## EXERCISE PROMPT
Where the string "cywilno" occurs in the material below, report the whole line.

## ENTRIES SUPPLIED
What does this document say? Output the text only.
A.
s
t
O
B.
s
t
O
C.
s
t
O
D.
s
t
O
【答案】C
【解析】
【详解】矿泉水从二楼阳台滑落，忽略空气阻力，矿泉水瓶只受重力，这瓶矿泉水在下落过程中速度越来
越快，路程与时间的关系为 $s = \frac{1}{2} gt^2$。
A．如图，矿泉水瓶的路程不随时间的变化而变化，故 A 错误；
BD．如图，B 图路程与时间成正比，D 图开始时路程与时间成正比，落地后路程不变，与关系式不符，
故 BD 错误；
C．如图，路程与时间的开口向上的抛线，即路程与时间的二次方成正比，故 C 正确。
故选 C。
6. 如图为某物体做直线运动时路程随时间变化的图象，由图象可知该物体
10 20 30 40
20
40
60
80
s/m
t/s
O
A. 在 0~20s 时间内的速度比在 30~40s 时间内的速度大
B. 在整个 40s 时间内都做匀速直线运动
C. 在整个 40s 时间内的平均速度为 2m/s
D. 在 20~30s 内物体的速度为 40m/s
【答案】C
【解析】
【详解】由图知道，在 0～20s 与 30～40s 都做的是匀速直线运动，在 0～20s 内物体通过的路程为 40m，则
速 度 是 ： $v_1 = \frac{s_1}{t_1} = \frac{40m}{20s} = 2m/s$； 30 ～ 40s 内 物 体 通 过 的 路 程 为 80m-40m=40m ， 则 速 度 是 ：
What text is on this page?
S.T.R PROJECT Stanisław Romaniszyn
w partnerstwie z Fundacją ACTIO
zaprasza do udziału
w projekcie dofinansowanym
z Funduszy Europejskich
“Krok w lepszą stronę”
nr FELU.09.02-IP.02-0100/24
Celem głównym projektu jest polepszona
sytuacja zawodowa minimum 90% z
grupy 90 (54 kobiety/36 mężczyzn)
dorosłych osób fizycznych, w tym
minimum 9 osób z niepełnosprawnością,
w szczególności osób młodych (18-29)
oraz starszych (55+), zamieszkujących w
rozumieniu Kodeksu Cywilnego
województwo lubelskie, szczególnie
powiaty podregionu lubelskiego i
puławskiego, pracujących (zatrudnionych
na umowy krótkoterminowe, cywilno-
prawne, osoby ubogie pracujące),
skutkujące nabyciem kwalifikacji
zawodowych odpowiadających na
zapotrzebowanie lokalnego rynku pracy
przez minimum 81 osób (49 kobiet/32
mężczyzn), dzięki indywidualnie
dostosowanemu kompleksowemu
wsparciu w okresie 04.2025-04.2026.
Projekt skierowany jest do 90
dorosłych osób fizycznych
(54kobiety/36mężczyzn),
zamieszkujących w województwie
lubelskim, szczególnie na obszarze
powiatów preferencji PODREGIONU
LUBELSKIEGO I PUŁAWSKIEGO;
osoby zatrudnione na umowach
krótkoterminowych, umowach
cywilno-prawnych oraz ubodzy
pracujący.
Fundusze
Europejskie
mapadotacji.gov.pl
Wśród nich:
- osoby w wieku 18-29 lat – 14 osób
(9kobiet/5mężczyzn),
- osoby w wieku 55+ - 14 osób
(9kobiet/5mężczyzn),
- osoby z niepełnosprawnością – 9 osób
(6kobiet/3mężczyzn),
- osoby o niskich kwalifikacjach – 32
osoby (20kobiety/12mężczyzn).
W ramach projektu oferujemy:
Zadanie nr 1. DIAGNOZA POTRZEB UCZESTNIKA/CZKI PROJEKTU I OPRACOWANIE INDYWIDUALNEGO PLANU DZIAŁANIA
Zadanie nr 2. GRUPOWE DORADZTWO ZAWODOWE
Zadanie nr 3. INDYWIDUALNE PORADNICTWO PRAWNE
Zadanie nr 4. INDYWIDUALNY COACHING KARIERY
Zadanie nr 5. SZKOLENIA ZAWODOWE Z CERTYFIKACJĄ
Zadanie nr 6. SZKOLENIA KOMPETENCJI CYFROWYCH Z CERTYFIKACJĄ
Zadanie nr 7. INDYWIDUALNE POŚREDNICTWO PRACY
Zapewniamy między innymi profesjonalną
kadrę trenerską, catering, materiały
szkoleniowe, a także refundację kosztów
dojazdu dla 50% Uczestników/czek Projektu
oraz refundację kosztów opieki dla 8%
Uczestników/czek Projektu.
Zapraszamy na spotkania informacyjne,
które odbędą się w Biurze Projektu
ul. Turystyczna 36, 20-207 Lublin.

## RESULT OF THIS TASK
na umowy krótkoterminowe, cywilno-
cywilno-prawnych oraz ubodzy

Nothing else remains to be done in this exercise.